* Begin *

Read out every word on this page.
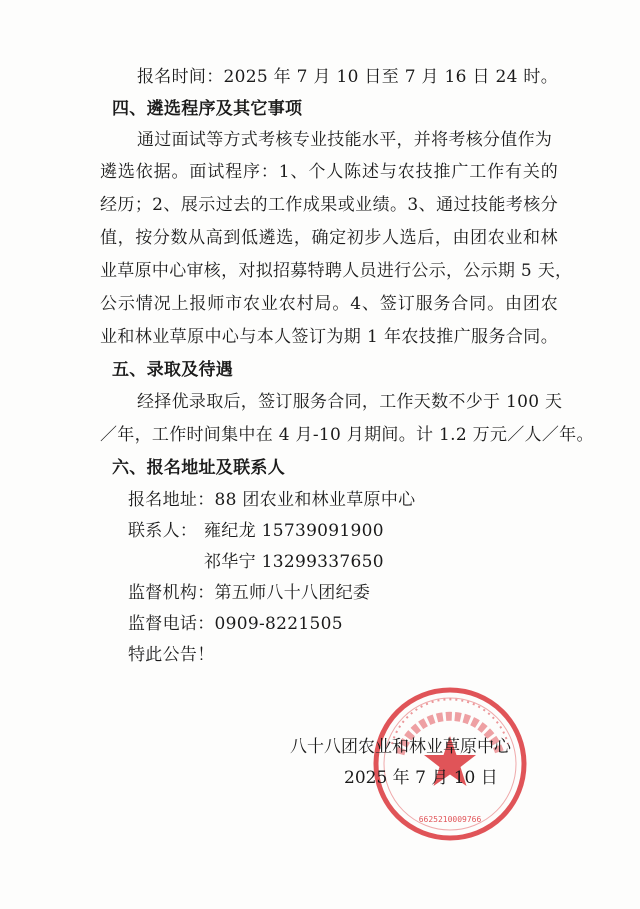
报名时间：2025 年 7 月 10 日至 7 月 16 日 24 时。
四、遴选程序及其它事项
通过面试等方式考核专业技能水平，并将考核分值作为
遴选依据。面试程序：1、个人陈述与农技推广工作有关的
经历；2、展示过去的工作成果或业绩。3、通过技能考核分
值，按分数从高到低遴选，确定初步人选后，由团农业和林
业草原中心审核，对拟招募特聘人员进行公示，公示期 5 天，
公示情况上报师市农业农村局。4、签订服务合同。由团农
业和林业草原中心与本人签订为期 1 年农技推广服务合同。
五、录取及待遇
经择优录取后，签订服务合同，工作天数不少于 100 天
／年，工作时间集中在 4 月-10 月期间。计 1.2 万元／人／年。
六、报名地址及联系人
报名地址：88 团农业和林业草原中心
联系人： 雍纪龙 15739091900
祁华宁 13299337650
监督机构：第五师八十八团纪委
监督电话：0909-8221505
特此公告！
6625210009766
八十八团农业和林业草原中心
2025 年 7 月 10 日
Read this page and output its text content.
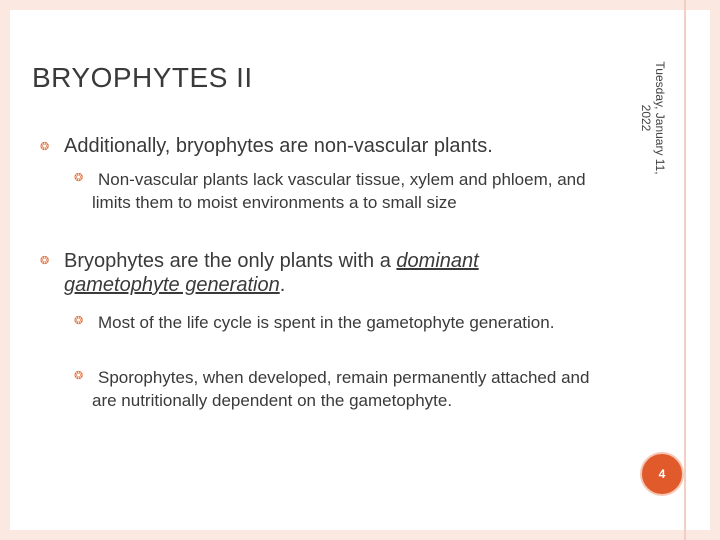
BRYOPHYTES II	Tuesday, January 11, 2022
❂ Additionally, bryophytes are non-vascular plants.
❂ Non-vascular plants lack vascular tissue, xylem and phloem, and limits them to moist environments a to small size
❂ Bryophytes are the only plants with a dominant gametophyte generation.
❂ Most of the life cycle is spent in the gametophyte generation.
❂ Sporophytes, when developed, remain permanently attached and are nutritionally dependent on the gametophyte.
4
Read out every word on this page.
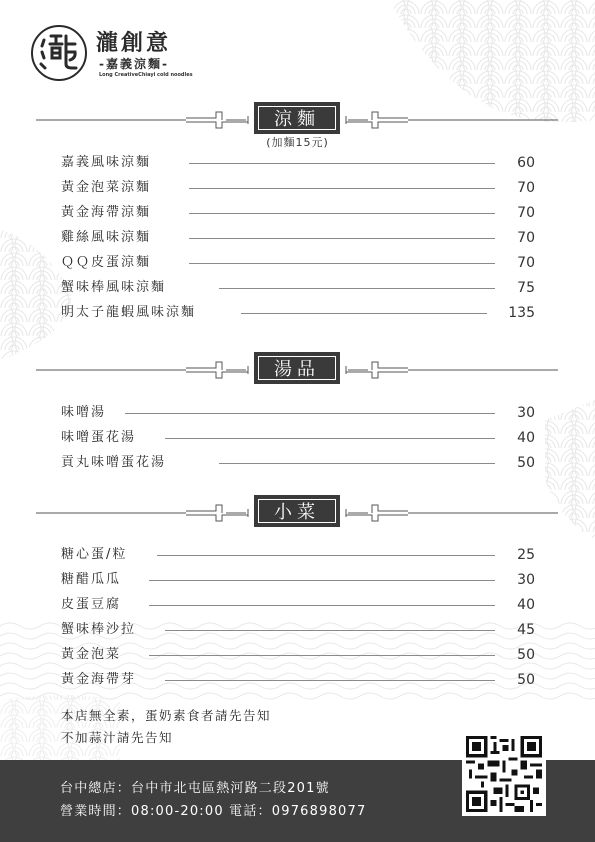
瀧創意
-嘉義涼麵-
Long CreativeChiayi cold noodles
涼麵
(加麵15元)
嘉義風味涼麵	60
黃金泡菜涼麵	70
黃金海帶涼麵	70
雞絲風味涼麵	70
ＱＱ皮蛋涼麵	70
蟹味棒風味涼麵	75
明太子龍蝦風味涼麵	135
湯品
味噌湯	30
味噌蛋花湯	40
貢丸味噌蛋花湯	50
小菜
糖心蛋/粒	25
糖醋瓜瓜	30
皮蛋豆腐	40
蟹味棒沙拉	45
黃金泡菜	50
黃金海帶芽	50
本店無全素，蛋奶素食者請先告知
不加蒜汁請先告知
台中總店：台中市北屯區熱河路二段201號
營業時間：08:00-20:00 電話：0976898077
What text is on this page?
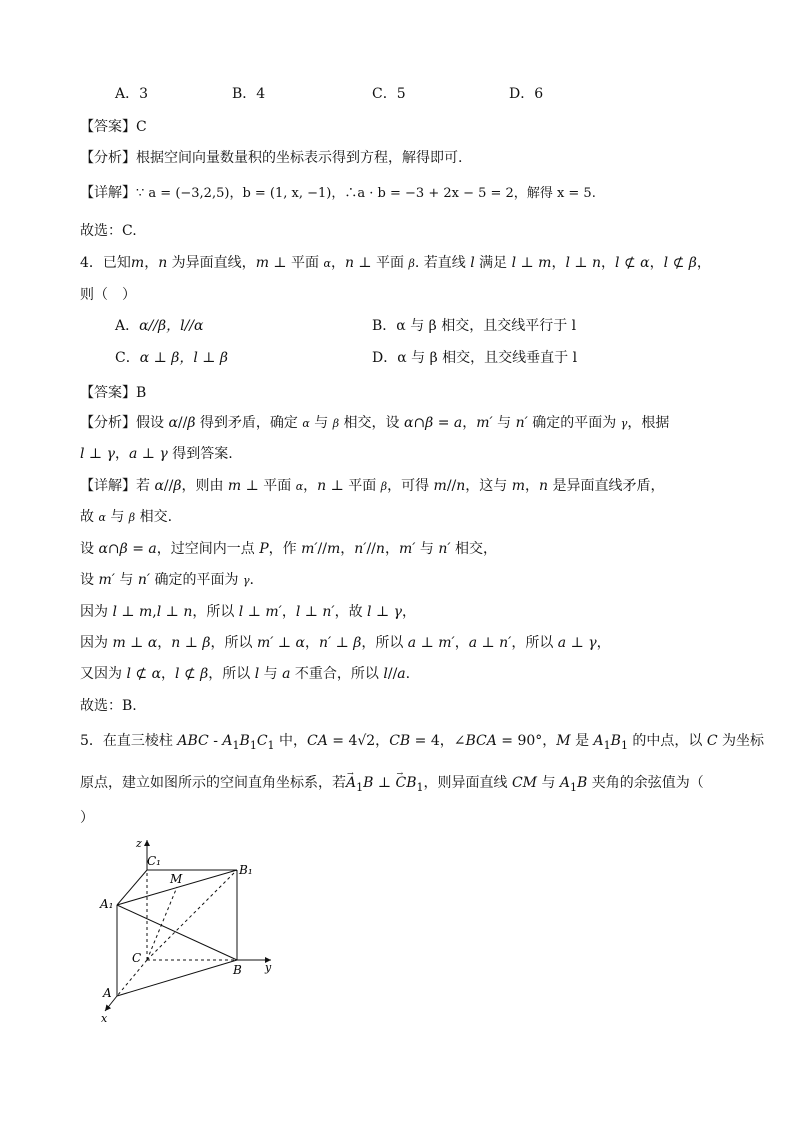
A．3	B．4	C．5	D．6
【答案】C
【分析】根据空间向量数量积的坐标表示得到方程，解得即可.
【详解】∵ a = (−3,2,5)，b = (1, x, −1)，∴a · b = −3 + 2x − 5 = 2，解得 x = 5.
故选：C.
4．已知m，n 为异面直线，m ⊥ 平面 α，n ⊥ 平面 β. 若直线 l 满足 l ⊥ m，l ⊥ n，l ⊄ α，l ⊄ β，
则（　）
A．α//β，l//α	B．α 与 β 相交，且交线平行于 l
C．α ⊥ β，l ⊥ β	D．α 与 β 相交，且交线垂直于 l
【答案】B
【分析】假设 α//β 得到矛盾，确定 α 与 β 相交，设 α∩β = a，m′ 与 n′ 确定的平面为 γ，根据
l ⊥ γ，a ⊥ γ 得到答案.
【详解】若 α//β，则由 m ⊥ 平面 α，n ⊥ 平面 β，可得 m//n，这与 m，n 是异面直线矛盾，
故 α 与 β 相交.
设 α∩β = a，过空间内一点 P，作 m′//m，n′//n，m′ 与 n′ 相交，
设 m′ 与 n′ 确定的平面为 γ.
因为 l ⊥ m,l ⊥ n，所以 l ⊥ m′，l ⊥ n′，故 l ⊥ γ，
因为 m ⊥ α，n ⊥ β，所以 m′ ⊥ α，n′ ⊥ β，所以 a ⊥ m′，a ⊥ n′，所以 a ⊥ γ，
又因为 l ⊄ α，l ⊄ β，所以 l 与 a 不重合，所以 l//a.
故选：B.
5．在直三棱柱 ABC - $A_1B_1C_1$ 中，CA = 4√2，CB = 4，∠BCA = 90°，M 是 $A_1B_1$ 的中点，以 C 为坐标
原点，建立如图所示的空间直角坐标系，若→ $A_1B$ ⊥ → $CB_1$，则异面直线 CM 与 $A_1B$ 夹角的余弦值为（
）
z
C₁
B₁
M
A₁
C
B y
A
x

* End *
* Begin *

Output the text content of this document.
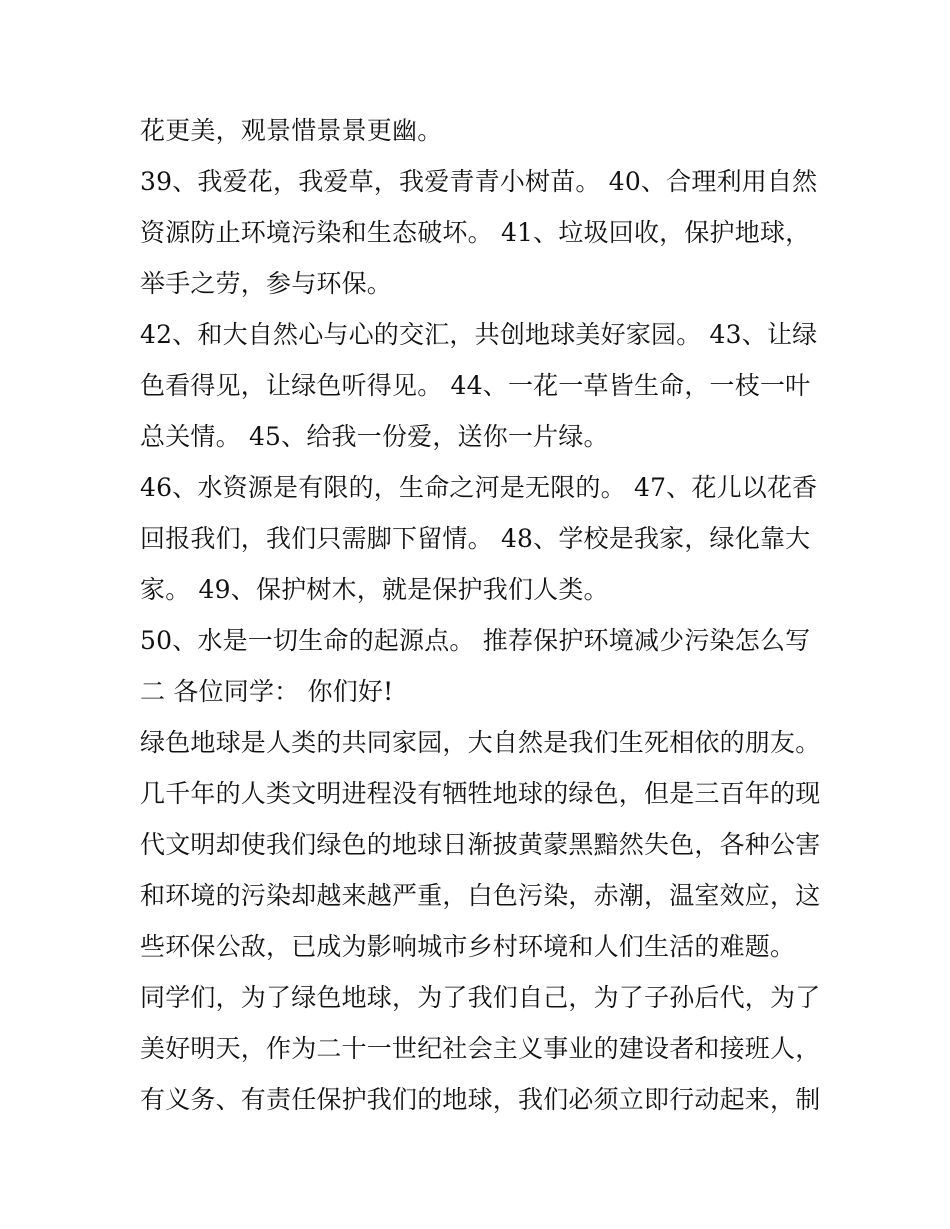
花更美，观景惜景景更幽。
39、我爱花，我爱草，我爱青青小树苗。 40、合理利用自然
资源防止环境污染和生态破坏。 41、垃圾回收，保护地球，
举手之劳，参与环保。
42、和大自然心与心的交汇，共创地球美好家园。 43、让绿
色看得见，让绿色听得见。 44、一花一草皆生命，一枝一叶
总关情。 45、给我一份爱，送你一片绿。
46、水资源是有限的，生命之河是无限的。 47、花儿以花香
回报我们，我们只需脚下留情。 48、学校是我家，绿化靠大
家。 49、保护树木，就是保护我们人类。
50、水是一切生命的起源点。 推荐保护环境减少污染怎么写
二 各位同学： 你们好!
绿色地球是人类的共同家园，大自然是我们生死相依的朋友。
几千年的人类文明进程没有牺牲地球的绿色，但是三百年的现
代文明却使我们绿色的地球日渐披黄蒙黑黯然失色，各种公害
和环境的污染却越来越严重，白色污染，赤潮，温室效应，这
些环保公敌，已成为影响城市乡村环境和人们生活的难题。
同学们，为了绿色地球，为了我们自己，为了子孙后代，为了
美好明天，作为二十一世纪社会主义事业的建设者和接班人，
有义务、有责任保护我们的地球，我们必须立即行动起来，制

* End *
* Begin *

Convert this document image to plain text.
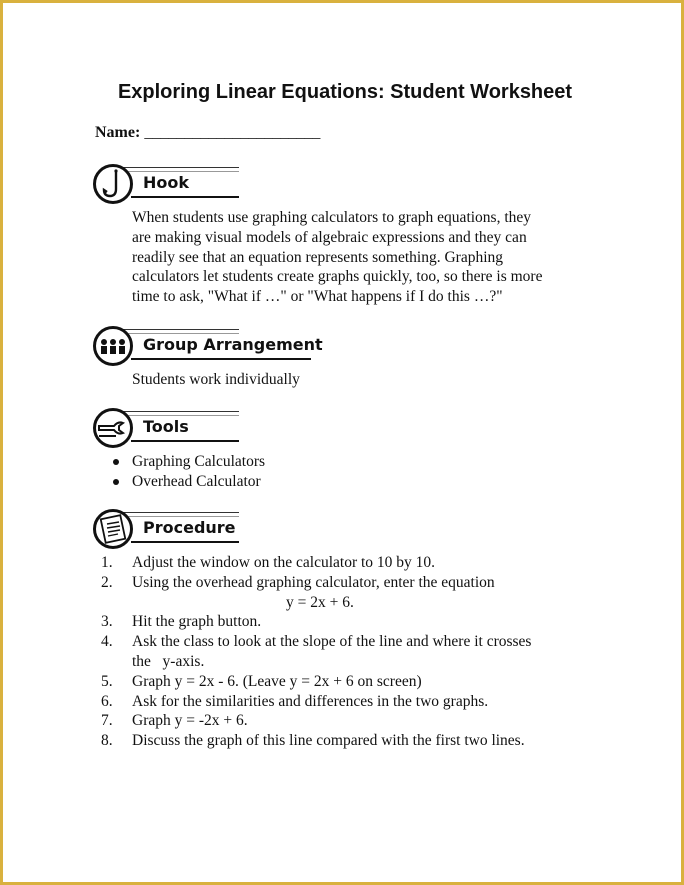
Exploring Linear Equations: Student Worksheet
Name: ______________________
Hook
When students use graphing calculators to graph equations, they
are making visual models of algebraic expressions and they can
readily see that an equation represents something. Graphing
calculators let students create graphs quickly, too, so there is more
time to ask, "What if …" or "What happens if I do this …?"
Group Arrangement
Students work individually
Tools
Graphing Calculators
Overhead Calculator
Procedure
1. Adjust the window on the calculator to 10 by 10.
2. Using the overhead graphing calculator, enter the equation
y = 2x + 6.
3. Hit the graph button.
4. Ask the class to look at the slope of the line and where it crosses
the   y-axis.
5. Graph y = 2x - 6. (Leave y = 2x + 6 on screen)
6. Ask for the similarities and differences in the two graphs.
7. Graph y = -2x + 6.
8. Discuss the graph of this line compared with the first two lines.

* End *

▸ **Goal**
Report back each line of the entries that holds the string "graphs".

▸ **Solution**
calculators let students create graphs quickly, too, so there is more
6. Ask for the similarities and differences in the two graphs.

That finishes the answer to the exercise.